BEGIN Data excerpts
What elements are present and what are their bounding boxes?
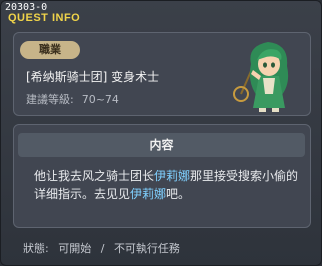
window-title: QUEST INFO bbox=[8, 12, 81, 24]
content-header: 内容 bbox=[18, 133, 305, 157]
npc-name-link[interactable]: 伊莉娜 bbox=[154, 169, 190, 183]
desc-text-3: 吧。 bbox=[166, 187, 191, 201]
recommended-level: 建議等級: 70~74 bbox=[26, 91, 119, 107]
npc-portrait-icon bbox=[233, 42, 289, 112]
level-label: 建議等級: bbox=[26, 93, 74, 106]
quest-status: 狀態: 可開始 / 不可執行任務 bbox=[23, 240, 186, 256]
job-badge: 職業 bbox=[20, 41, 80, 59]
status-separator: / bbox=[100, 242, 105, 255]
status-label: 狀態: bbox=[23, 242, 49, 255]
npc-name-link[interactable]: 伊莉娜 bbox=[130, 187, 166, 201]
status-value-unavailable: 不可執行任務 bbox=[113, 242, 180, 255]
desc-text-1: 他让我去风之骑士团长 bbox=[34, 169, 155, 183]
quest-description: 他让我去风之骑士团长伊莉娜那里接受搜索小偷的详细指示。去见见伊莉娜吧。 bbox=[34, 167, 306, 203]
status-value-startable: 可開始 bbox=[58, 242, 92, 255]
job-name: [希纳斯骑士团] 变身术士 bbox=[26, 70, 160, 84]
level-range: 70~74 bbox=[81, 93, 119, 106]
quest-info-window: 20303-0 QUEST INFO 職業 [希纳斯骑士团] 变身术士 建議等級… bbox=[0, 0, 322, 266]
END Data excerpts
Return every line of the items above word for word, leaving the pictures out of your answer.

--- Task response ---
What elements are present and what are their bounding boxes?
window-title: QUEST INFO bbox=[8, 12, 81, 24]
content-header: 内容 bbox=[18, 133, 305, 157]
npc-name-link[interactable]: 伊莉娜 bbox=[154, 169, 190, 183]
desc-text-3: 吧。 bbox=[166, 187, 191, 201]
recommended-level: 建議等級: 70~74 bbox=[26, 91, 119, 107]
npc-portrait-icon bbox=[233, 42, 289, 112]
level-label: 建議等級: bbox=[26, 93, 74, 106]
quest-status: 狀態: 可開始 / 不可執行任務 bbox=[23, 240, 186, 256]
job-badge: 職業 bbox=[20, 41, 80, 59]
status-separator: / bbox=[100, 242, 105, 255]
status-label: 狀態: bbox=[23, 242, 49, 255]
npc-name-link[interactable]: 伊莉娜 bbox=[130, 187, 166, 201]
status-value-unavailable: 不可執行任務 bbox=[113, 242, 180, 255]
desc-text-1: 他让我去风之骑士团长 bbox=[34, 169, 155, 183]
quest-description: 他让我去风之骑士团长伊莉娜那里接受搜索小偷的详细指示。去见见伊莉娜吧。 bbox=[34, 167, 306, 203]
status-value-startable: 可開始 bbox=[58, 242, 92, 255]
job-name: [希纳斯骑士团] 变身术士 bbox=[26, 70, 160, 84]
level-range: 70~74 bbox=[81, 93, 119, 106]
quest-info-window: 20303-0 QUEST INFO 職業 [希纳斯骑士团] 变身术士 建議等級… bbox=[0, 0, 322, 266]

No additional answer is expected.